» **EXERCISE GOAL**
Only the number is wanted: count the lines that include the word "title".

» **PROVIDED ENTRIES**
## START

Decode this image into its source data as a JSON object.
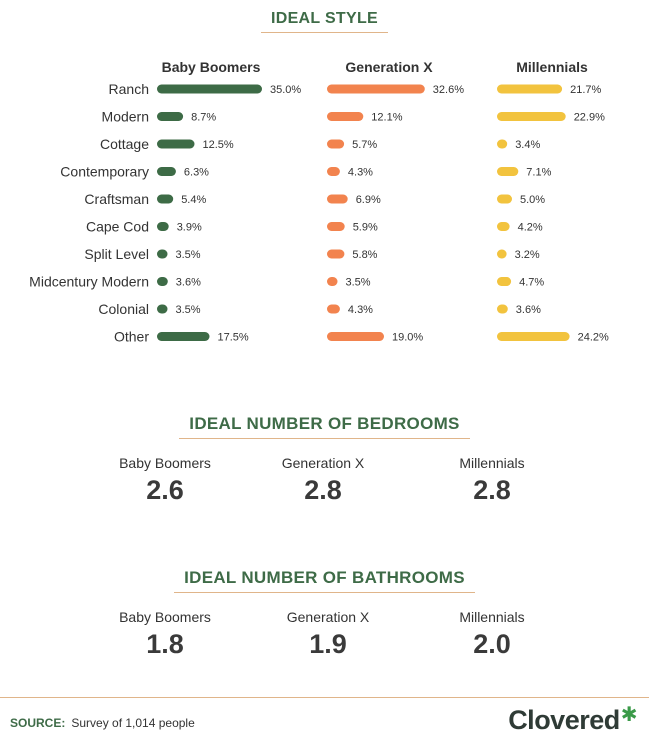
{
  "style_section": {
    "title": "IDEAL STYLE"
  },
  "bedrooms_section": {
    "title": "IDEAL NUMBER OF BEDROOMS",
    "stats": [
      {
        "label": "Baby Boomers",
        "value": "2.6"
      },
      {
        "label": "Generation X",
        "value": "2.8"
      },
      {
        "label": "Millennials",
        "value": "2.8"
      }
    ]
  },
  "bathrooms_section": {
    "title": "IDEAL NUMBER OF BATHROOMS",
    "stats": [
      {
        "label": "Baby Boomers",
        "value": "1.8"
      },
      {
        "label": "Generation X",
        "value": "1.9"
      },
      {
        "label": "Millennials",
        "value": "2.0"
      }
    ]
  },
  "footer": {
    "source_label": "SOURCE:",
    "source_text": "Survey of 1,014 people",
    "logo_text": "Clovered",
    "logo_icon": "clover-icon"
  },
  "chart_data": {
    "type": "bar",
    "title": "IDEAL STYLE",
    "value_format": "percent-1dp",
    "categories": [
      "Ranch",
      "Modern",
      "Cottage",
      "Contemporary",
      "Craftsman",
      "Cape Cod",
      "Split Level",
      "Midcentury Modern",
      "Colonial",
      "Other"
    ],
    "series": [
      {
        "name": "Baby Boomers",
        "color": "#3d6b46",
        "values": [
          35.0,
          8.7,
          12.5,
          6.3,
          5.4,
          3.9,
          3.5,
          3.6,
          3.5,
          17.5
        ]
      },
      {
        "name": "Generation X",
        "color": "#f2834e",
        "values": [
          32.6,
          12.1,
          5.7,
          4.3,
          6.9,
          5.9,
          5.8,
          3.5,
          4.3,
          19.0
        ]
      },
      {
        "name": "Millennials",
        "color": "#f2c33e",
        "values": [
          21.7,
          22.9,
          3.4,
          7.1,
          5.0,
          4.2,
          3.2,
          4.7,
          3.6,
          24.2
        ]
      }
    ],
    "grid": false
  }
}
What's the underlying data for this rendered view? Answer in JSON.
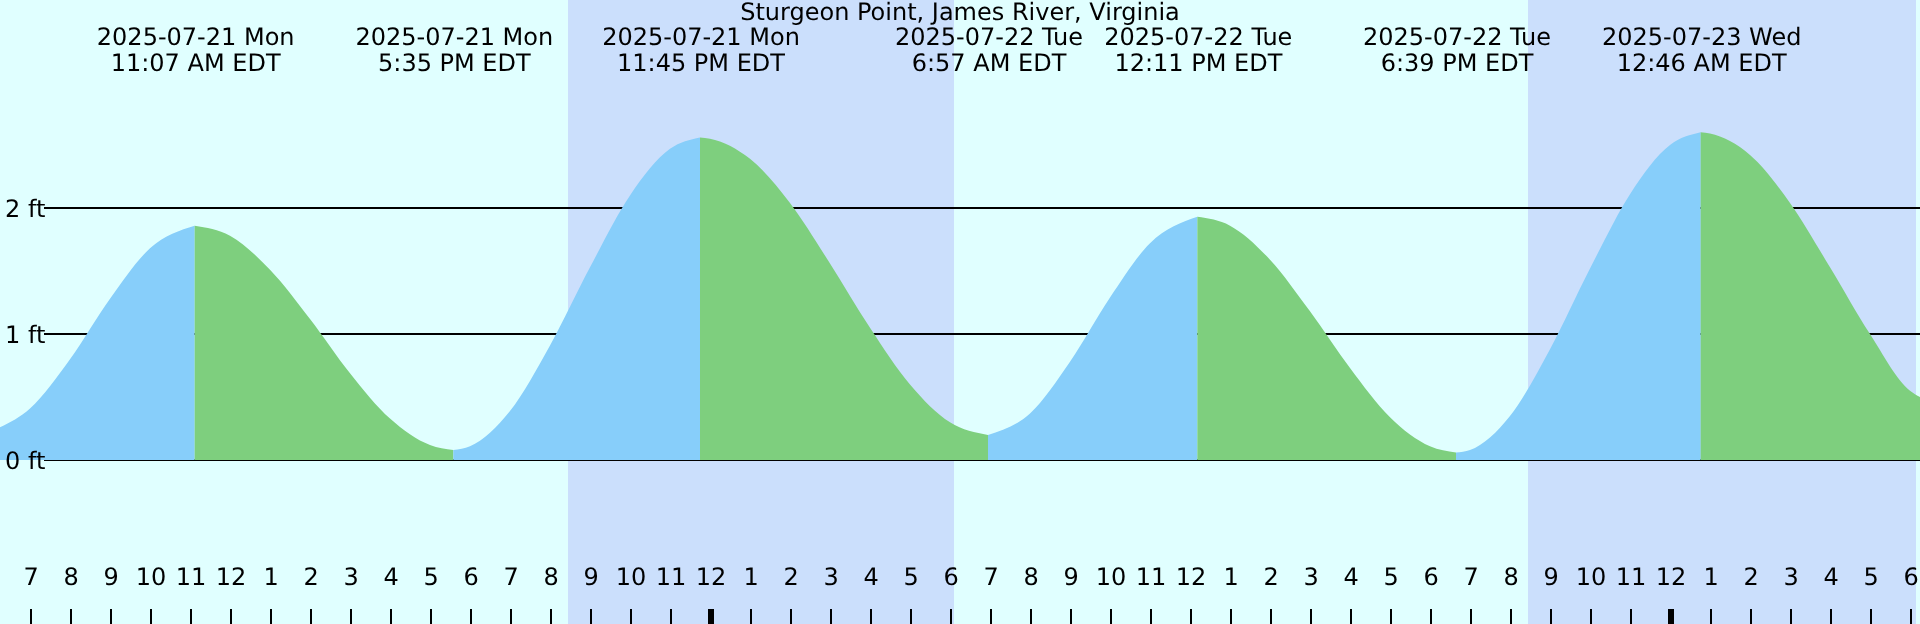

## END

» **OUTPUT FOR THIS EXERCISE**
4